──────── RECORDS FOR THE EXERCISE ────────

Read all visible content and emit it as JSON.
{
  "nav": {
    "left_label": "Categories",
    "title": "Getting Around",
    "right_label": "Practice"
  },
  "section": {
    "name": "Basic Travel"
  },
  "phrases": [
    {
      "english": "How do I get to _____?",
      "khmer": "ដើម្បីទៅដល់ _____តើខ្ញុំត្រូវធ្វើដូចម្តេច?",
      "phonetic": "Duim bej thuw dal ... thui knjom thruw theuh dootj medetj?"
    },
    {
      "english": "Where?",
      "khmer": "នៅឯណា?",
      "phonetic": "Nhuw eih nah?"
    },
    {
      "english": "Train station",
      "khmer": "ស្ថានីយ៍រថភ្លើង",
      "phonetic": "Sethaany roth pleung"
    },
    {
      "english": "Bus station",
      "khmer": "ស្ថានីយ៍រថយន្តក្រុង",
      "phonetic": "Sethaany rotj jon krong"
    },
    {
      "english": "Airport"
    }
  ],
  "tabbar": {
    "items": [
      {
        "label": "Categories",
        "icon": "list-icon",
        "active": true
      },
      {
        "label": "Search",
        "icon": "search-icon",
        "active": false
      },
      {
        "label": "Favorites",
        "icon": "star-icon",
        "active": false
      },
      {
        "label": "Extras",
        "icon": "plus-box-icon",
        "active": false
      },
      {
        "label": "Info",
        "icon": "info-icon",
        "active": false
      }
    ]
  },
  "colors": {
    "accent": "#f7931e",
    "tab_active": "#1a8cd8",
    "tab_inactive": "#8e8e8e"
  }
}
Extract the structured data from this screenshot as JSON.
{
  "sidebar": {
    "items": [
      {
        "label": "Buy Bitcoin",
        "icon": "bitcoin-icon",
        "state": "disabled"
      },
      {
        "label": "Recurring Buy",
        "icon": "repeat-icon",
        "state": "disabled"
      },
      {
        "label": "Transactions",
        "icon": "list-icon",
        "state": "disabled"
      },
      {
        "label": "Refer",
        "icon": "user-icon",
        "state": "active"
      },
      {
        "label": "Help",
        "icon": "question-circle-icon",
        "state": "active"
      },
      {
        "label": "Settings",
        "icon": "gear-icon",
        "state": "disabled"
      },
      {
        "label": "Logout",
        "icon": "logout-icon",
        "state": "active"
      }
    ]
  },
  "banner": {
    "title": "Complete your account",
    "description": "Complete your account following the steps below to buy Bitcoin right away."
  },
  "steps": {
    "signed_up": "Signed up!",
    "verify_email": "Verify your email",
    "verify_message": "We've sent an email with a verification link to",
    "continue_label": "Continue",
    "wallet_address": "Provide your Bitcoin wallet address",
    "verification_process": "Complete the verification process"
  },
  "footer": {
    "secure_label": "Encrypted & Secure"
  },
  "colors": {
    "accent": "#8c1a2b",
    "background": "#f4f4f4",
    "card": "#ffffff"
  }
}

────────

WHAT YOU NEED TO DO: Write out the material from the first line to the last, exactly.

RESULT FOR THIS EXERCISE:
Read all visible content and emit it as JSON.
{
  "nav": {
    "left_label": "Categories",
    "title": "Getting Around",
    "right_label": "Practice"
  },
  "section": {
    "name": "Basic Travel"
  },
  "phrases": [
    {
      "english": "How do I get to _____?",
      "khmer": "ដើម្បីទៅដល់ _____តើខ្ញុំត្រូវធ្វើដូចម្តេច?",
      "phonetic": "Duim bej thuw dal ... thui knjom thruw theuh dootj medetj?"
    },
    {
      "english": "Where?",
      "khmer": "នៅឯណា?",
      "phonetic": "Nhuw eih nah?"
    },
    {
      "english": "Train station",
      "khmer": "ស្ថានីយ៍រថភ្លើង",
      "phonetic": "Sethaany roth pleung"
    },
    {
      "english": "Bus station",
      "khmer": "ស្ថានីយ៍រថយន្តក្រុង",
      "phonetic": "Sethaany rotj jon krong"
    },
    {
      "english": "Airport"
    }
  ],
  "tabbar": {
    "items": [
      {
        "label": "Categories",
        "icon": "list-icon",
        "active": true
      },
      {
        "label": "Search",
        "icon": "search-icon",
        "active": false
      },
      {
        "label": "Favorites",
        "icon": "star-icon",
        "active": false
      },
      {
        "label": "Extras",
        "icon": "plus-box-icon",
        "active": false
      },
      {
        "label": "Info",
        "icon": "info-icon",
        "active": false
      }
    ]
  },
  "colors": {
    "accent": "#f7931e",
    "tab_active": "#1a8cd8",
    "tab_inactive": "#8e8e8e"
  }
}
Extract the structured data from this screenshot as JSON.
{
  "sidebar": {
    "items": [
      {
        "label": "Buy Bitcoin",
        "icon": "bitcoin-icon",
        "state": "disabled"
      },
      {
        "label": "Recurring Buy",
        "icon": "repeat-icon",
        "state": "disabled"
      },
      {
        "label": "Transactions",
        "icon": "list-icon",
        "state": "disabled"
      },
      {
        "label": "Refer",
        "icon": "user-icon",
        "state": "active"
      },
      {
        "label": "Help",
        "icon": "question-circle-icon",
        "state": "active"
      },
      {
        "label": "Settings",
        "icon": "gear-icon",
        "state": "disabled"
      },
      {
        "label": "Logout",
        "icon": "logout-icon",
        "state": "active"
      }
    ]
  },
  "banner": {
    "title": "Complete your account",
    "description": "Complete your account following the steps below to buy Bitcoin right away."
  },
  "steps": {
    "signed_up": "Signed up!",
    "verify_email": "Verify your email",
    "verify_message": "We've sent an email with a verification link to",
    "continue_label": "Continue",
    "wallet_address": "Provide your Bitcoin wallet address",
    "verification_process": "Complete the verification process"
  },
  "footer": {
    "secure_label": "Encrypted & Secure"
  },
  "colors": {
    "accent": "#8c1a2b",
    "background": "#f4f4f4",
    "card": "#ffffff"
  }
}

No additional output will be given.